Pick out each line below containing "تایید".

(Collection entries)

>> BEGIN

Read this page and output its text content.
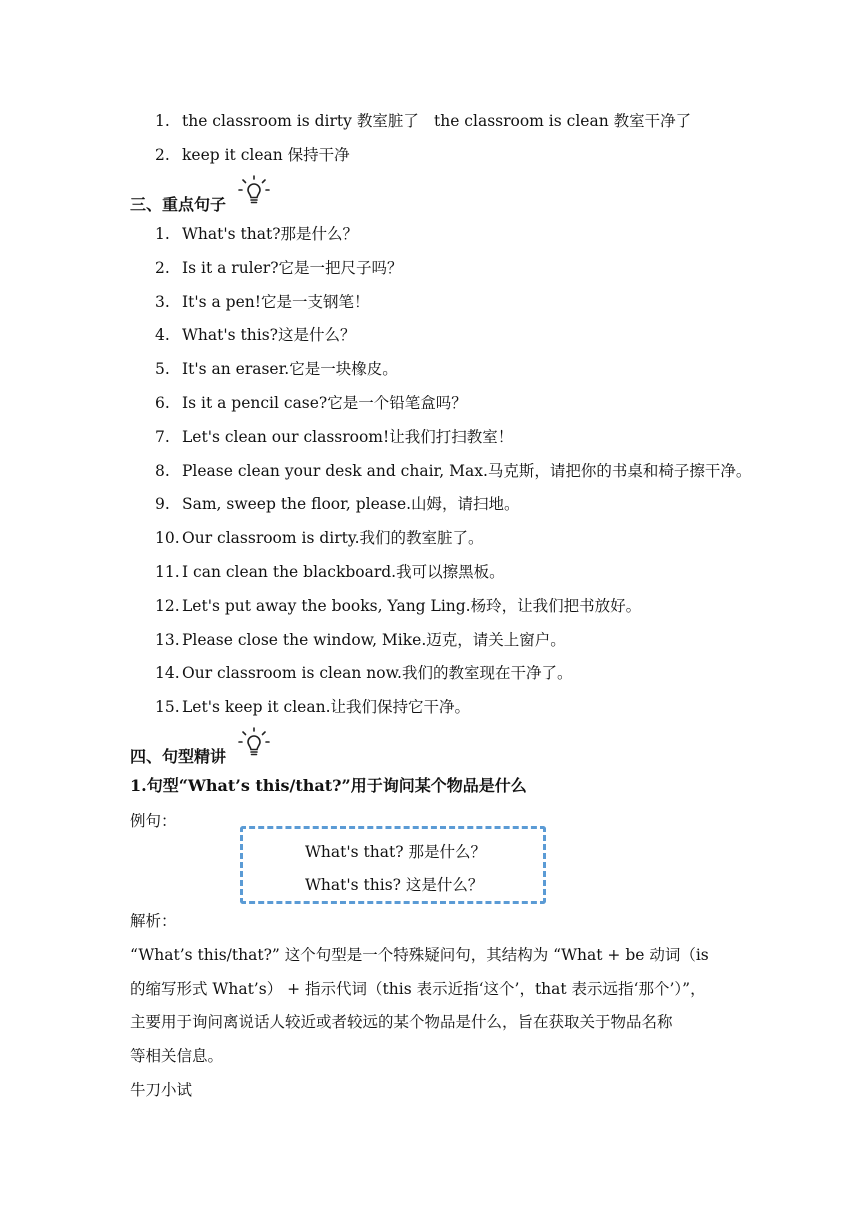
1. the classroom is dirty 教室脏了 the classroom is clean 教室干净了
2. keep it clean 保持干净
三、重点句子
1. What's that?那是什么？
2. Is it a ruler?它是一把尺子吗？
3. It's a pen!它是一支钢笔！
4. What's this?这是什么？
5. It's an eraser.它是一块橡皮。
6. Is it a pencil case?它是一个铅笔盒吗？
7. Let's clean our classroom!让我们打扫教室！
8. Please clean your desk and chair, Max.马克斯，请把你的书桌和椅子擦干净。
9. Sam, sweep the floor, please.山姆，请扫地。
10. Our classroom is dirty.我们的教室脏了。
11. I can clean the blackboard.我可以擦黑板。
12. Let's put away the books, Yang Ling.杨玲，让我们把书放好。
13. Please close the window, Mike.迈克，请关上窗户。
14. Our classroom is clean now.我们的教室现在干净了。
15. Let's keep it clean.让我们保持它干净。
四、句型精讲
1.句型“What’s this/that?”用于询问某个物品是什么
例句：
What's that? 那是什么？
What's this? 这是什么？
解析：
“What’s this/that?” 这个句型是一个特殊疑问句，其结构为 “What + be 动词（is
的缩写形式 What’s） + 指示代词（this 表示近指‘这个’，that 表示远指‘那个’）”，
主要用于询问离说话人较近或者较远的某个物品是什么，旨在获取关于物品名称
等相关信息。
牛刀小试
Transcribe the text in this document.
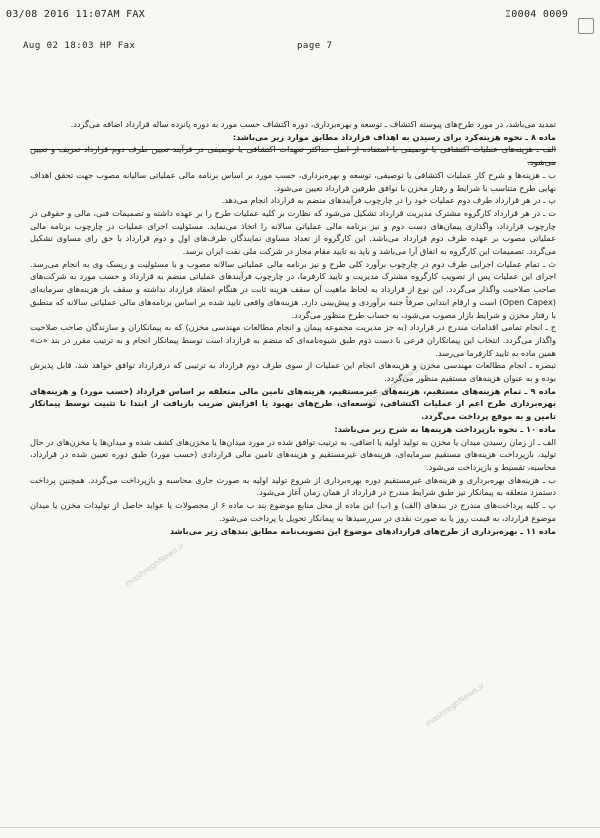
03/08 2016 11:07AM FAX	⑄0004 0009
Aug 02 18:03 HP Fax	page 7
mashreghNews.ir
mashreghNews.ir
mashreghNews.ir

تمدید می‌باشد، در مورد طرح‌های پیوسته اکتشاف ـ توسعه و بهره‌برداری، دوره اکتشاف حسب مورد به دوره پانزده ساله قرارداد اضافه می‌گردد.

ماده ۸ ـ نحوه هزینه‌کرد برای رسیدن به اهداف قرارداد مطابق موارد زیر می‌باشد:

الف ـ هزینه‌های عملیات اکتشافی یا توصیفی با استفاده از اصل حداکثر تعهدات اکتشافی یا توصیفی در فرآیند تعیین طرف دوم قرارداد تعریف و تعیین می‌شود.

ب ـ هزینه‌ها و شرح کار عملیات اکتشافی یا توصیفی، توسعه و بهره‌برداری، حسب مورد بر اساس برنامه مالی عملیاتی سالیانه مصوب جهت تحقق اهداف نهایی طرح متناسب با شرایط و رفتار مخزن با توافق طرفین قرارداد تعیین می‌شود.

پ ـ در هر قرارداد طرف دوم عملیات خود را در چارچوب فرآیندهای منضم به قرارداد انجام می‌دهد.

ت ـ در هر قرارداد کارگروه مشترک مدیریت قرارداد تشکیل می‌شود که نظارت بر کلیه عملیات طرح را بر عهده داشته و تصمیمات فنی، مالی و حقوقی در چارچوب قرارداد، واگذاری پیمان‌های دست دوم و نیز برنامه مالی عملیاتی سالانه را اتخاذ می‌نماید. مسئولیت اجرای عملیات در چارچوب برنامه مالی عملیاتی مصوب بر عهده طرف دوم قرارداد می‌باشد. این کارگروه از تعداد مساوی نمایندگان طرف‌های اول و دوم قرارداد با حق رای مساوی تشکیل می‌گردد. تصمیمات این کارگروه به اتفاق آرا می‌باشد و باید به تایید مقام مجاز در شرکت ملی نفت ایران برسد.

ث ـ تمام عملیات اجرایی طرف دوم در چارچوب برآورد کلی طرح و نیز برنامه مالی عملیاتی سالانه مصوب و با مسئولیت و ریسک وی به انجام می‌رسد. اجرای این عملیات پس از تصویب کارگروه مشترک مدیریت و تایید کارفرما، در چارچوب فرآیندهای عملیاتی منضم به قرارداد و حسب مورد به شرکت‌های صاحب صلاحیت واگذار می‌گردد. این نوع از قرارداد به لحاظ ماهیت آن سقف هزینه ثابت در هنگام انعقاد قرارداد نداشته و سقف باز هزینه‌های سرمایه‌ای (Open Capex) است و ارقام ابتدایی صرفاً جنبه برآوردی و پیش‌بینی دارد. هزینه‌های واقعی تایید شده بر اساس برنامه‌های مالی عملیاتی سالانه که منطبق با رفتار مخزن و شرایط بازار مصوب می‌شود، به حساب طرح منظور می‌گردد.

ج ـ انجام تمامی اقدامات مندرج در قرارداد (به جز مدیریت مجموعه پیمان و انجام مطالعات مهندسی مخزن) که به پیمانکاران و سازندگان صاحب صلاحیت واگذار می‌گردد. انتخاب این پیمانکاران فرعی با دست دوم طبق شیوه‌نامه‌ای که منضم به قرارداد است توسط پیمانکار انجام و به ترتیب مقرر در بند «ت» همین ماده به تایید کارفرما می‌رسد.

تبصره ـ انجام مطالعات مهندسی مخزن و هزینه‌های انجام این عملیات از سوی طرف دوم قرارداد به ترتیبی که درقرارداد توافق خواهد شد، قابل پذیرش بوده و به عنوان هزینه‌های مستقیم منظور می‌گردد.

ماده ۹ ـ تمام هزینه‌های مستقیم، هزینه‌های غیرمستقیم، هزینه‌های تامین مالی متعلقه بر اساس قرارداد (حسب مورد) و هزینه‌های بهره‌برداری طرح اعم از عملیات اکتشافی، توسعه‌ای، طرح‌های بهبود یا افزایش ضریب بازیافت از ابتدا تا تثبیت توسط پیمانکار تامین و به موقع پرداخت می‌گردد.

ماده ۱۰ ـ نحوه بازپرداخت هزینه‌ها به شرح زیر می‌باشد:

الف ـ از زمان رسیدن میدان یا مخزن به تولید اولیه یا اضافی، به ترتیب توافق شده در مورد میدان‌ها یا مخزن‌های کشف شده و میدان‌ها یا مخزن‌های در حال تولید، بازپرداخت هزینه‌های مستقیم سرمایه‌ای، هزینه‌های غیرمستقیم و هزینه‌های تامین مالی قراردادی (حسب مورد) طبق دوره تعیین شده در قرارداد، محاسبه، تقسیط و بازپرداخت می‌شود.

ب ـ هزینه‌های بهره‌برداری و هزینه‌های غیرمستقیم دوره بهره‌برداری از شروع تولید اولیه به صورت جاری محاسبه و بازپرداخت می‌گردد. همچنین پرداخت دستمزد متعلقه به پیمانکار نیز طبق شرایط مندرج در قرارداد از همان زمان آغاز می‌شود.

پ ـ کلیه پرداخت‌های مندرج در بندهای (الف) و (ب) این ماده از محل منابع موضوع بند ب ماده ۶ از محصولات یا عواید حاصل از تولیدات مخزن یا میدان موضوع قرارداد، به قیمت روز یا به صورت نقدی در سررسیدها به پیمانکار تحویل یا پرداخت می‌شود.

ماده ۱۱ ـ بهره‌برداری از طرح‌های قراردادهای موضوع این تصویب‌نامه مطابق بندهای زیر می‌باشد
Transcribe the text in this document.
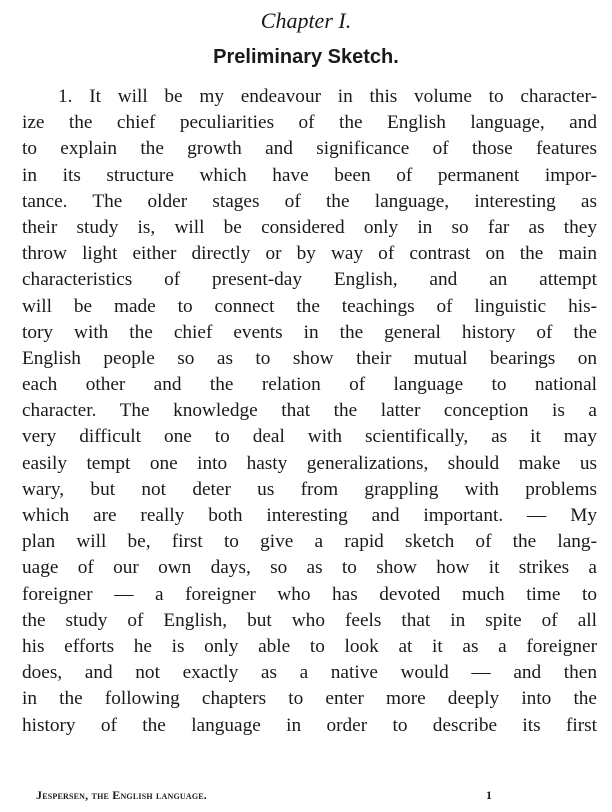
Chapter I.
Preliminary Sketch.
1. It will be my endeavour in this volume to character-
ize the chief peculiarities of the English language, and
to explain the growth and significance of those features
in its structure which have been of permanent impor-
tance. The older stages of the language, interesting as
their study is, will be considered only in so far as they
throw light either directly or by way of contrast on the main
characteristics of present-day English, and an attempt
will be made to connect the teachings of linguistic his-
tory with the chief events in the general history of the
English people so as to show their mutual bearings on
each other and the relation of language to national
character. The knowledge that the latter conception is a
very difficult one to deal with scientifically, as it may
easily tempt one into hasty generalizations, should make us
wary, but not deter us from grappling with problems
which are really both interesting and important. — My
plan will be, first to give a rapid sketch of the lang-
uage of our own days, so as to show how it strikes a
foreigner — a foreigner who has devoted much time to
the study of English, but who feels that in spite of all
his efforts he is only able to look at it as a foreigner
does, and not exactly as a native would — and then
in the following chapters to enter more deeply into the
history of the language in order to describe its first
Jespersen, the English language.	1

>> END

> _Solution to the problem_:
ت ـ در هر قرارداد کارگروه مشترک مدیریت قرارداد تشکیل می‌شود که نظارت بر کلیه عملیات طرح را بر عهده داشته و تصمیمات فنی، مالی و حقوقی در چارچوب قرارداد، واگذاری پیمان‌های دست دوم و نیز برنامه مالی عملیاتی سالانه را اتخاذ می‌نماید. مسئولیت اجرای عملیات در چارچوب برنامه مالی عملیاتی مصوب بر عهده طرف دوم قرارداد می‌باشد. این کارگروه از تعداد مساوی نمایندگان طرف‌های اول و دوم قرارداد با حق رای مساوی تشکیل می‌گردد. تصمیمات این کارگروه به اتفاق آرا می‌باشد و باید به تایید مقام مجاز در شرکت ملی نفت ایران برسد.
ث ـ تمام عملیات اجرایی طرف دوم در چارچوب برآورد کلی طرح و نیز برنامه مالی عملیاتی سالانه مصوب و با مسئولیت و ریسک وی به انجام می‌رسد. اجرای این عملیات پس از تصویب کارگروه مشترک مدیریت و تایید کارفرما، در چارچوب فرآیندهای عملیاتی منضم به قرارداد و حسب مورد به شرکت‌های صاحب صلاحیت واگذار می‌گردد. این نوع از قرارداد به لحاظ ماهیت آن سقف هزینه ثابت در هنگام انعقاد قرارداد نداشته و سقف باز هزینه‌های سرمایه‌ای (Open Capex) است و ارقام ابتدایی صرفاً جنبه برآوردی و پیش‌بینی دارد. هزینه‌های واقعی تایید شده بر اساس برنامه‌های مالی عملیاتی سالانه که منطبق با رفتار مخزن و شرایط بازار مصوب می‌شود، به حساب طرح منظور می‌گردد.
ج ـ انجام تمامی اقدامات مندرج در قرارداد (به جز مدیریت مجموعه پیمان و انجام مطالعات مهندسی مخزن) که به پیمانکاران و سازندگان صاحب صلاحیت واگذار می‌گردد. انتخاب این پیمانکاران فرعی با دست دوم طبق شیوه‌نامه‌ای که منضم به قرارداد است توسط پیمانکار انجام و به ترتیب مقرر در بند «ت» همین ماده به تایید کارفرما می‌رسد.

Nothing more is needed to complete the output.